___ Text passage ___

# How many FA/FFAs do you think are out there?



## GutsGirl (Jul 25, 2009)

How many FA/FFAs are out there?

I've been wondering this recently because, in my search of BBW stuff online (I'm hetero, but I find BBW pictures interesting), I've noticed that there is a LOT of BBW/SSBBW material available. It isn't just paysites, it isn't just image boards, it's... well, quite a few websites. And it ranges from girls who are just plump/chubby and have large breasts (like myself) to SSBBWs. 

I keep hearing from people like Amy Alkon and others that very _few_ men prefer fat/chubby women, that _many_ men will not date anyone but a thin woman, and that _most_ men will 'tolerate' some extra fat on a woman but they will not like it and will sometimes make disparaging comments about it when the woman/women are not around them. (The above is a paraphrased quote from an article I read that was not written by Alkon but that did mention/quote her.)

Yet the more I see of BBW stuff, I'm wondering, how rare *are* FAs, really? They can't be all that uncommon or BBW stuff would surely be much more of a niche market and would be harder to find. 

How many FAs do you think are 'out there' in America, or the world at large? And do you think there are MORE FAs/FFAs around today than in years/decades past?


----------



## joswitch (Jul 25, 2009)

GutsGirl said:


> How many FA/FFAs are out there?
> 
> I've been wondering this recently because, in my search of BBW stuff online (I'm hetero, but I find BBW pictures interesting), I've noticed that there is a LOT of BBW/SSBBW material available. It isn't just paysites, it isn't just image boards, it's... well, quite a few websites. And it ranges from girls who are just plump/chubby and have large breasts (like myself) to SSBBWs.
> 
> ...



From my experience talking to other people and observing behaviour (e.g. who they date / marry) and including yer closets and "bi-sizualz" I'm gonna *guess*  at about 10% worldwide... 

the density of FAs in your region may vary due to many factors, especially culture... Here at FAWorldWide HQ we're working hard to get as many FAs out of the closet (and blinking their ickle eyes in the headlights of actual social interaction!) as possible....


----------



## Blockierer (Jul 26, 2009)

*How many FA/FFAs do you think are out there?*
That depends on the definition what is an FA/FFA.
Are admirer of skinny but large breasted chicks FA's? Are bisizual FA's really FA's? At what range of weight starts fat admiration?
Before the age of internet I once analysed the nummer of ads men seeking fat women for serious relationships - not ONS - in dating magazines. The criteria was more than 100kg (220Lbs) or analogous size. The result was in about 300 ads the object of desire was a fat woman that met the criteria. 
That's an percentage of 0.33. But I think the 0.33% represents only the nonbisizual FA's. 
But I am sure most of men / women can love women / men of all sizes. In my opinion there are only few who are interested exclusively in fat or skinny partners.


----------



## Venom (Jul 26, 2009)

I think part of the reason is there are some people who are ashamed of being a FA/FFA. I have several friends who are (F)FAs yet feel that they will get judged for it, and do not date those who they are attracted to because of social norms.

___ Information given ___

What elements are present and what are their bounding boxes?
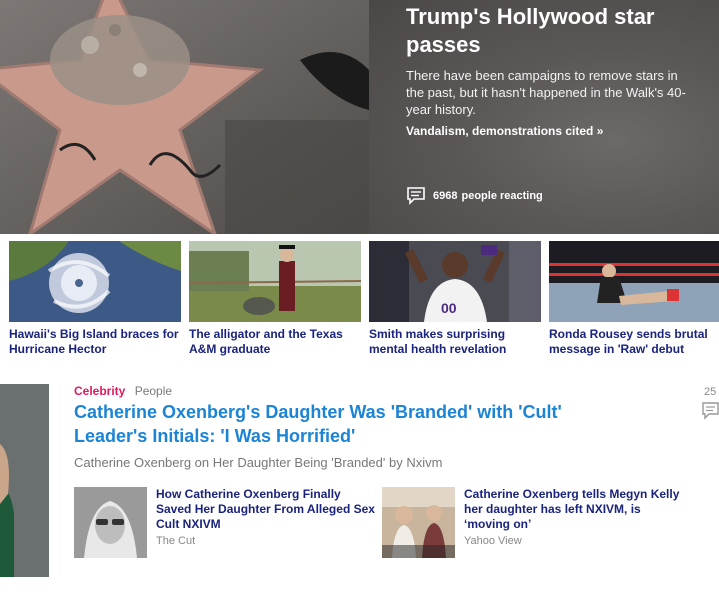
- source-tag[interactable]: People: [135, 384, 172, 398]
- thumbnail-caption[interactable]: The alligator and the Texas A&M graduate: [189, 327, 361, 357]
- thumbnail-item[interactable]: 00 Smith makes surprising mental health …: [369, 241, 541, 357]
- story-title[interactable]: Catherine Oxenberg's Daughter Was 'Brand…: [74, 400, 634, 448]
- wrestling-image[interactable]: [549, 241, 719, 322]
- thumbnail-item[interactable]: The alligator and the Texas A&M graduate: [189, 241, 361, 357]
- related-image[interactable]: [382, 487, 455, 558]
- story-left-image[interactable]: [0, 384, 49, 577]
- story-tags: Celebrity People: [74, 384, 704, 398]
- reaction-count: 6968: [433, 189, 458, 202]
- hero-summary: There have been campaigns to remove star…: [406, 68, 686, 117]
- hero-reactions[interactable]: 6968 people reacting: [406, 186, 543, 205]
- related-text: Catherine Oxenberg tells Megyn Kelly her…: [464, 487, 684, 558]
- thumbnail-strip: Hawaii's Big Island braces for Hurricane…: [0, 241, 719, 361]
- hurricane-image[interactable]: [9, 241, 181, 322]
- story-card: Celebrity People Catherine Oxenberg's Da…: [74, 384, 704, 558]
- comment-count[interactable]: 25: [704, 386, 716, 398]
- football-player-image[interactable]: 00: [369, 241, 541, 322]
- reaction-label: people reacting: [461, 189, 543, 202]
- thumbnail-item[interactable]: Ronda Rousey sends brutal message in 'Ra…: [549, 241, 719, 357]
- related-source: The Cut: [156, 535, 196, 547]
- svg-text:00: 00: [441, 300, 457, 316]
- hero-image[interactable]: [0, 0, 369, 234]
- comment-icon: [407, 187, 425, 205]
- hero-story[interactable]: Trump's Hollywood star passes There have…: [0, 0, 719, 234]
- thumbnail-caption[interactable]: Hawaii's Big Island braces for Hurricane…: [9, 327, 181, 357]
- related-title[interactable]: How Catherine Oxenberg Finally Saved Her…: [156, 487, 376, 532]
- graduate-image[interactable]: [189, 241, 361, 322]
- hero-related-link[interactable]: Vandalism, demonstrations cited »: [406, 124, 603, 138]
- thumbnail-item[interactable]: Hawaii's Big Island braces for Hurricane…: [9, 241, 181, 357]
- related-text: How Catherine Oxenberg Finally Saved Her…: [156, 487, 376, 558]
- hero-title[interactable]: Trump's Hollywood star passes: [406, 3, 706, 59]
- category-tag[interactable]: Celebrity: [74, 384, 125, 398]
- thumbnail-caption[interactable]: Smith makes surprising mental health rev…: [369, 327, 541, 357]
- story-subtitle: Catherine Oxenberg on Her Daughter Being…: [74, 455, 443, 470]
- hero-panel: Trump's Hollywood star passes There have…: [369, 0, 719, 234]
- related-title[interactable]: Catherine Oxenberg tells Megyn Kelly her…: [464, 487, 684, 532]
- related-image[interactable]: [74, 487, 147, 558]
- thumbnail-caption[interactable]: Ronda Rousey sends brutal message in 'Ra…: [549, 327, 719, 357]
- related-item[interactable]: How Catherine Oxenberg Finally Saved Her…: [74, 487, 376, 558]
- comment-icon[interactable]: [702, 402, 719, 420]
- related-source: Yahoo View: [464, 535, 522, 547]
- related-item[interactable]: Catherine Oxenberg tells Megyn Kelly her…: [382, 487, 684, 558]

___

> _Stated exercise A_: In the forum thread on how many FA/FFAs there are, duplicate the passage from "Before the age" up to and including "the nonbisizual FA's.".
> _Stated exercise B_: Translate this sentence from the forum thread on how many FA/FFAs there are into Spanish: "I think part of the reason is there are some people who are ashamed of being a FA/FFA."
> _Stated exercise C_: Write the next part of the forum thread on how many FA/FFAs there are, starting after its last sentence.

> _Expected output A_:
Before the age of internet I once analysed the nummer of ads men seeking fat women for serious relationships - not ONS - in dating magazines. The criteria was more than 100kg (220Lbs) or analogous size. The result was in about 300 ads the object of desire was a fat woman that met the criteria. 
That's an percentage of 0.33. But I think the 0.33% represents only the nonbisizual FA's.

> _Expected output B_: Creo que parte de la razón es que hay algunas personas que se avergüenzan de ser FA/FFA.

> _Expected output C_:
----------



## rollhandler (Jul 26, 2009)

If you count the number of closeted and the ones who claim to like bbws but realistically like fat buts and big tits and are calling them fat,in addition to the number of out and open FAs _*my guess*_ would be that the ratio would be close to 50:1 of non FAs to FAs.

If you count the die hard FAs, closeted or not, that date fat girls that are unquestioningly fat in spite of fear of public shame then the ratio is probably 75-100:1

If you only count the die hard only date fat girls type that are out and open about their preference I would place that ratio closer to 100:1

There is no scientific basis for these figures other than just my experiences and a bit of common sense logic, whether or not the logic is flawed should be taken into account. I don't believe there is any poll that could be serviced with any sort of accuracy regarding a topic such as this, but I know that we FAs are more common than the overall populace would admit.
Rollhandler


----------



## superodalisque (Jul 26, 2009)

GutsGirl said:


> How many FA/FFAs are out there?
> 
> I've been wondering this recently because, in my search of BBW stuff online (I'm hetero, but I find BBW pictures interesting), I've noticed that there is a LOT of BBW/SSBBW material available. It isn't just paysites, it isn't just image boards, it's... well, quite a few websites. And it ranges from girls who are just plump/chubby and have large breasts (like myself) to SSBBWs.
> 
> ...



i think your right about the rarity thing being a little misleading--even on dims. im most places in this country you see lots of fat women going about thier lives being appreciated. its only in places like maybe LA and NYC where people seem to be really afraid of the fat--and even then thats only in public. i have a theory that a lot of FAs , for a lack of a better term, are closeted mainly because of the fear of career issues etc... i think for most women who are fat there isn't a day that they go anywhere that they aren't admired. i think a lot of the time they just don't notice it. and your right . the media seems to make every excuse to view us. and its interesting that even outside of the porn industry( wheer BBWs are the 3rd most popular and quickly gaining group--no pun intended) etc... the media seem to take every excuse they can to view us either semi nude or in motion. i wonder when the country will truly catch up with where the hearts of men really are? i think the real problem is that men are fraidy cats when it comes to talking about what they truly are attracted to.


----------



## Durin (Jul 26, 2009)

There are two men I know who are both married to big women but I have always thought if I asked them. "Are you an FA?" I would get this WTF? look so I never broached it.

But I have always wondered. I think there are probably many more FA's than we know, but they have never bothered to find out the terminolgy.


----------



## wrench13 (Jul 27, 2009)

If by definition of FA we mean a male who is open abut his reference for a fat partner, and activley seeks out potential dates/relationships with fat women in social situations... not many. This of course discounts men who seek them out for reasons other then true attraction.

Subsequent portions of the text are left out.